Short exercise: Search the material for the word "text" and report each line where it turns up.

------ Record extracts ------

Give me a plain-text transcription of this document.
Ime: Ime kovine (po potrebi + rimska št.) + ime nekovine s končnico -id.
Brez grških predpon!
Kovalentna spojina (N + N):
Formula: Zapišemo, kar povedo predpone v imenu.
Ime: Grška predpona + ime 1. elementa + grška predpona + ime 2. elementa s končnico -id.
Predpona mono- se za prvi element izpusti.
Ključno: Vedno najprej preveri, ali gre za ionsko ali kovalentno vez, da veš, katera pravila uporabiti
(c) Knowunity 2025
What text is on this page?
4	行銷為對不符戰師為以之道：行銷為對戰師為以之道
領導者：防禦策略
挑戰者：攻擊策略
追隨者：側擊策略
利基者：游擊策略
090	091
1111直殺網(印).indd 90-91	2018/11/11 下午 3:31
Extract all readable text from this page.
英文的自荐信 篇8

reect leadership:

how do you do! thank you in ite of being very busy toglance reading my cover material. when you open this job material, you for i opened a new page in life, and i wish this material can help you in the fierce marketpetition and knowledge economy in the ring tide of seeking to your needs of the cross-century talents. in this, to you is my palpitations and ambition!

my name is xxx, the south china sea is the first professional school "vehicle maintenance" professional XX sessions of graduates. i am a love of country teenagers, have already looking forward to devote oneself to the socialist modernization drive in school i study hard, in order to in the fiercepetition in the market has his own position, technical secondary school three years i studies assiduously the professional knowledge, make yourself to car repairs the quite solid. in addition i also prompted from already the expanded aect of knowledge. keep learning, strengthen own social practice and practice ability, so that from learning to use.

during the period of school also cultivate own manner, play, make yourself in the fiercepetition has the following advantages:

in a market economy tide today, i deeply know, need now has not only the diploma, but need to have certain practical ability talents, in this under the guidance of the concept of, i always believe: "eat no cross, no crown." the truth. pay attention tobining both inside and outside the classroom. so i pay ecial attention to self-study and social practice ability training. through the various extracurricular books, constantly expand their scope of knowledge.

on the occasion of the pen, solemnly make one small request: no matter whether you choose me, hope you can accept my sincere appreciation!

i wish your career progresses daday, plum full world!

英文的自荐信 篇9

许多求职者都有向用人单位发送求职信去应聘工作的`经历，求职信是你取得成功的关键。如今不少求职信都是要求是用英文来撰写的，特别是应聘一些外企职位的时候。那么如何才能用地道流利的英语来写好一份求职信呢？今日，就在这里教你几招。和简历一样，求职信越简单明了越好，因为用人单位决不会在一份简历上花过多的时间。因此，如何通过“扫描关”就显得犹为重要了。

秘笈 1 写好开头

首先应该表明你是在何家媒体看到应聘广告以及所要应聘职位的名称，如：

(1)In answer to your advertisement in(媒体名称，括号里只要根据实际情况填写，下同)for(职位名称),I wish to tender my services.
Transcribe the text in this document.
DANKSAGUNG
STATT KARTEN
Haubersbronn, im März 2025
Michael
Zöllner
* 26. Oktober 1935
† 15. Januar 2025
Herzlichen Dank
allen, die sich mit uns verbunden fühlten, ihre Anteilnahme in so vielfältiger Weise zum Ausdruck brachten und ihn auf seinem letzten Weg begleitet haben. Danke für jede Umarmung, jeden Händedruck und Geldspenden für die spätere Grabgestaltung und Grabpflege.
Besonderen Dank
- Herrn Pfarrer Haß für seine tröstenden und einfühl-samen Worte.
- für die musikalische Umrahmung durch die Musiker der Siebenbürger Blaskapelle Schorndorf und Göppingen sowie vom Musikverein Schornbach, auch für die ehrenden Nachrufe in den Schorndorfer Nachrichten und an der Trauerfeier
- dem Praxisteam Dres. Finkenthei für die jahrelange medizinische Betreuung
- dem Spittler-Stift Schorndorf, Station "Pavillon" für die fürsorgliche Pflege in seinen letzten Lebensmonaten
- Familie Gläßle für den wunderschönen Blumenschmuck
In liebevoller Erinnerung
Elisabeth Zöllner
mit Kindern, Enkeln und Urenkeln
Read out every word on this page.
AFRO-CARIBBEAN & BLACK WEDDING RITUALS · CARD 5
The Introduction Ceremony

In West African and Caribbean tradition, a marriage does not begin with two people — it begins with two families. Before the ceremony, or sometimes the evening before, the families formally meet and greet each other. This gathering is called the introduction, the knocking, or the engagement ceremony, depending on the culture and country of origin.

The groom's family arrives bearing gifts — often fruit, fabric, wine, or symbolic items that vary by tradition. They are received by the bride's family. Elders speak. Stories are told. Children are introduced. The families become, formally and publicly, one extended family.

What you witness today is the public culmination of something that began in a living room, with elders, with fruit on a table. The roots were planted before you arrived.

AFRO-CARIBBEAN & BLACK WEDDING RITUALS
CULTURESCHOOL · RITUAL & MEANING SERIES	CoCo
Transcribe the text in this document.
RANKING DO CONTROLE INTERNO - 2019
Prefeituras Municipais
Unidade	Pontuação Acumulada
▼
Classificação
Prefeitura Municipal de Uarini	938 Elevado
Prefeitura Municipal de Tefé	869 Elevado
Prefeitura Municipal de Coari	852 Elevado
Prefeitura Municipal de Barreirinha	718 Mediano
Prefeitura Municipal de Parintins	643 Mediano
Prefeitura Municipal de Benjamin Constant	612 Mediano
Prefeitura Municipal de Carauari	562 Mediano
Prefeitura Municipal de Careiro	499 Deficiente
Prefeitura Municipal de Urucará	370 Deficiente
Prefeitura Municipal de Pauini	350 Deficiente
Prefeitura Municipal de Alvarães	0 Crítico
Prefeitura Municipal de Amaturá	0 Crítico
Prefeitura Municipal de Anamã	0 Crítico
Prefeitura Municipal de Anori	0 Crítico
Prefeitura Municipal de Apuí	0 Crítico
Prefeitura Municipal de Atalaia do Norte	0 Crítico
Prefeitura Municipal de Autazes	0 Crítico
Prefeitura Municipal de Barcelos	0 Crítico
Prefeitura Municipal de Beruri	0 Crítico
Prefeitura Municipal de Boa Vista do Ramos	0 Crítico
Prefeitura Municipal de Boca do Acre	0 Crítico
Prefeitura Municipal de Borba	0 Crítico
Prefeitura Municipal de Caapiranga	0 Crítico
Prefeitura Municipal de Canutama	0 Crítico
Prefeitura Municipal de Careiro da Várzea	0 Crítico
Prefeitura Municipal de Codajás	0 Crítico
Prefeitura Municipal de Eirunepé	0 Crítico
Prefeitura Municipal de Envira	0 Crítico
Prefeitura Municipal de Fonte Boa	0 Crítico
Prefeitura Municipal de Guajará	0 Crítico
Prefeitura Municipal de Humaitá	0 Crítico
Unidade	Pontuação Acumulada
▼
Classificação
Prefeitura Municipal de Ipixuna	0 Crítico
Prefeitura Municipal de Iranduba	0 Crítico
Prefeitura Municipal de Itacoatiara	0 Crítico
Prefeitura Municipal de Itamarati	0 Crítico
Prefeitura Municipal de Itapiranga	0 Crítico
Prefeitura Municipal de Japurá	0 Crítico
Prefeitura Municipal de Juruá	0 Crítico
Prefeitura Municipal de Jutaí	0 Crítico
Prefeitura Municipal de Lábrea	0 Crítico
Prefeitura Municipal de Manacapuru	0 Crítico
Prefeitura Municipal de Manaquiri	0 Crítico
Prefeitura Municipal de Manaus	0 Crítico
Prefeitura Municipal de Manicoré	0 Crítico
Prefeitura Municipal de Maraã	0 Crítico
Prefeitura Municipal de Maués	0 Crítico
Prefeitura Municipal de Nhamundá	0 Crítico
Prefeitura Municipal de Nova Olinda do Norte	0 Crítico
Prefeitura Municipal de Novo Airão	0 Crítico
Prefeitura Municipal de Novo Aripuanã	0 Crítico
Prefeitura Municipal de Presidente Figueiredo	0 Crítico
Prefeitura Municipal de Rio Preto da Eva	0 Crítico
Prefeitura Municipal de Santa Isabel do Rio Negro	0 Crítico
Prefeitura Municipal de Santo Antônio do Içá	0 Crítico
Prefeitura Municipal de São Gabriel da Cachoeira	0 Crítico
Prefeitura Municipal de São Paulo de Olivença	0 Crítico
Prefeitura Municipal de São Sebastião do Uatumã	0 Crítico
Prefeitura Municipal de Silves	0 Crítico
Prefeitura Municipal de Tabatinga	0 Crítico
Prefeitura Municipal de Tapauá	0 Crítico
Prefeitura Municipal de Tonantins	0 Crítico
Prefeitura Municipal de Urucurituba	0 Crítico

------

Result for this task:
Give me a plain-text transcription of this document.
What text is on this page?
Extract all readable text from this page.
Transcribe the text in this document.
Transcribe the text in this document.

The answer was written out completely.